#### Extracted entries
********
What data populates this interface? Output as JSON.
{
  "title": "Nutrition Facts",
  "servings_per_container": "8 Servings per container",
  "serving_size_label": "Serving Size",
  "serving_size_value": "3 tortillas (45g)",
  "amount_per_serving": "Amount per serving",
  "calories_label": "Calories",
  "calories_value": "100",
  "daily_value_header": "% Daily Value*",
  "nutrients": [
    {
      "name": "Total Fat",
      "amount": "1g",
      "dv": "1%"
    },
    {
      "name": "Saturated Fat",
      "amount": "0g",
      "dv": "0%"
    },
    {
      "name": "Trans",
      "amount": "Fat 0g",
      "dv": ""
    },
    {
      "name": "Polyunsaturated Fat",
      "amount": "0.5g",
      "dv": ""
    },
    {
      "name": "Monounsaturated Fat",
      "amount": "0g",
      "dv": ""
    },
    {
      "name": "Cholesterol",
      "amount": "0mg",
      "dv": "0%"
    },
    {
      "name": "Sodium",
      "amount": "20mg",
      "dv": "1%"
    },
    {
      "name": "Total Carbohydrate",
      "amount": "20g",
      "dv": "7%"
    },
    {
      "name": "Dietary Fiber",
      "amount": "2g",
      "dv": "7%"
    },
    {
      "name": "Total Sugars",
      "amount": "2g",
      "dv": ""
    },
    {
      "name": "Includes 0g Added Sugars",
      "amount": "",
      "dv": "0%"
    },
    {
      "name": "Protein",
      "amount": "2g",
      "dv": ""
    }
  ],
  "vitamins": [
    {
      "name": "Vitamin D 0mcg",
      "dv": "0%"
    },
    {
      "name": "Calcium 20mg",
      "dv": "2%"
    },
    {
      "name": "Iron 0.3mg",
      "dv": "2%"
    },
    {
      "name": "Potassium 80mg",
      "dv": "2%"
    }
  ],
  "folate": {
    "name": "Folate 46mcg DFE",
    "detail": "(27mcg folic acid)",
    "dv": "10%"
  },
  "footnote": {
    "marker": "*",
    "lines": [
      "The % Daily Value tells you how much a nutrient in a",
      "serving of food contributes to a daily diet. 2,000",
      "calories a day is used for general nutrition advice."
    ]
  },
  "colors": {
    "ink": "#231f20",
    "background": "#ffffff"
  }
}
********
Count every line in the data that contains the word "Sugars", then give that count and nothing else.

#### Result of this exercise
2